Stated goal:
From the entries that follow, gather each line holding the word "scholarship".

# START OF Input rows

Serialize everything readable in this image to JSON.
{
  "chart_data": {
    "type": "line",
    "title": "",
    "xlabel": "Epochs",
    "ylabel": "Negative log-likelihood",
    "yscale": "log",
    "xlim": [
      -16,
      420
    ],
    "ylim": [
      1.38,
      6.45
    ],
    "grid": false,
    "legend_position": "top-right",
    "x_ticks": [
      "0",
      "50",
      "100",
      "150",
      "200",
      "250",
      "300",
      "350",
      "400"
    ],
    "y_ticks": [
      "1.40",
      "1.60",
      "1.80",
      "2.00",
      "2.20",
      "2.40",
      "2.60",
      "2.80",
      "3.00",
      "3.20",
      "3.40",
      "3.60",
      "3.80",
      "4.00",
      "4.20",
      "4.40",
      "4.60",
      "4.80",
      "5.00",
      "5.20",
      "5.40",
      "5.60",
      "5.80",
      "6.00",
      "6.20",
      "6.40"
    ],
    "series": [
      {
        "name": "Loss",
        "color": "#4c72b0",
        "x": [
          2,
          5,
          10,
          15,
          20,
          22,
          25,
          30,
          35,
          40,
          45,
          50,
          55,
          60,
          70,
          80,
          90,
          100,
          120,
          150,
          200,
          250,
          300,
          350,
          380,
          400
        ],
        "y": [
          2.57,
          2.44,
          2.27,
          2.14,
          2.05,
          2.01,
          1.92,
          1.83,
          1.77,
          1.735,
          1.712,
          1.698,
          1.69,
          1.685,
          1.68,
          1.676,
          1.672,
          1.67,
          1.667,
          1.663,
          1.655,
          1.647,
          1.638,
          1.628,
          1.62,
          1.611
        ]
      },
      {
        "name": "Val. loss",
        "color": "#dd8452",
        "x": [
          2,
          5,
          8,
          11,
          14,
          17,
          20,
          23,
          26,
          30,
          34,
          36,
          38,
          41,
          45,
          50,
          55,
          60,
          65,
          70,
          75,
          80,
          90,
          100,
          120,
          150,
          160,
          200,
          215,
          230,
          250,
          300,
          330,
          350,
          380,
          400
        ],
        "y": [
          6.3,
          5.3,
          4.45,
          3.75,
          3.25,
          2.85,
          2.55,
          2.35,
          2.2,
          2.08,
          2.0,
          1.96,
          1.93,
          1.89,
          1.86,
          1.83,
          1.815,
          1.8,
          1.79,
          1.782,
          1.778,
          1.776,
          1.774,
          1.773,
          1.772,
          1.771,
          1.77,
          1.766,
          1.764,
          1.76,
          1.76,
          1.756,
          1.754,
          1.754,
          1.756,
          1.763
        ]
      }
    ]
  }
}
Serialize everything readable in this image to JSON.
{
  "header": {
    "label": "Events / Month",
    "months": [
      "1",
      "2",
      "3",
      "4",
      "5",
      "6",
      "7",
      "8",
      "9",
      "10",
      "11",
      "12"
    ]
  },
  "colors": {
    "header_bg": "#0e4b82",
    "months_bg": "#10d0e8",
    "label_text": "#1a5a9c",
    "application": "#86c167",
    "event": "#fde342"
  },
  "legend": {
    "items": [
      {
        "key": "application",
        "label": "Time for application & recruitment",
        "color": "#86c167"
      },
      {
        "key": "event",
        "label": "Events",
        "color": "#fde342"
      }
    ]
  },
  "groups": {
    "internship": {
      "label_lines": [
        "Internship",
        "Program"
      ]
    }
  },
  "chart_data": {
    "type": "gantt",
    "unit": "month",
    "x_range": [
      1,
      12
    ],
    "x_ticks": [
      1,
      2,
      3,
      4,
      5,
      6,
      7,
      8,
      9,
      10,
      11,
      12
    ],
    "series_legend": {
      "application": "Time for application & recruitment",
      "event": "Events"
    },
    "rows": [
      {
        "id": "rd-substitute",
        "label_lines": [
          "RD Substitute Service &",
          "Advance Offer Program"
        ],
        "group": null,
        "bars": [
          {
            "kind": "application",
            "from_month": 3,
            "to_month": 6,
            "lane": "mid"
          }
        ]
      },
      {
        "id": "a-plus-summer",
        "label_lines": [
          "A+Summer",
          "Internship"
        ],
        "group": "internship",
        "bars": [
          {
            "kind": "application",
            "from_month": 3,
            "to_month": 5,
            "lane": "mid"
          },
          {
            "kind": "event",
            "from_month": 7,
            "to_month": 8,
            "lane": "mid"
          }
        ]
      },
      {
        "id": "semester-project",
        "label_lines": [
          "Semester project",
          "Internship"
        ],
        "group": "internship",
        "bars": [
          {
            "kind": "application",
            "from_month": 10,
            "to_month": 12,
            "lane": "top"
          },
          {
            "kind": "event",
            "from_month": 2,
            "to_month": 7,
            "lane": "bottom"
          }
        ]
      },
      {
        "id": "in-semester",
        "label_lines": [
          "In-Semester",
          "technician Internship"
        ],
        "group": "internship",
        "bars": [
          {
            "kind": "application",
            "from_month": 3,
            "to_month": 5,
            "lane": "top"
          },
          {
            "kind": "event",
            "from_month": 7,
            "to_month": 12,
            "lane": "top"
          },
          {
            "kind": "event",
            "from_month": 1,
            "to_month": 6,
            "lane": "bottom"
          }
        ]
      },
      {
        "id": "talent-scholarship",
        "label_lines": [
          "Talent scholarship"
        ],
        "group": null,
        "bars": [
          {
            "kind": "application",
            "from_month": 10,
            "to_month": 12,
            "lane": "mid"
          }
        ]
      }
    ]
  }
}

# END OF Input rows

Task solution:
        "id": "talent-scholarship",
          "Talent scholarship"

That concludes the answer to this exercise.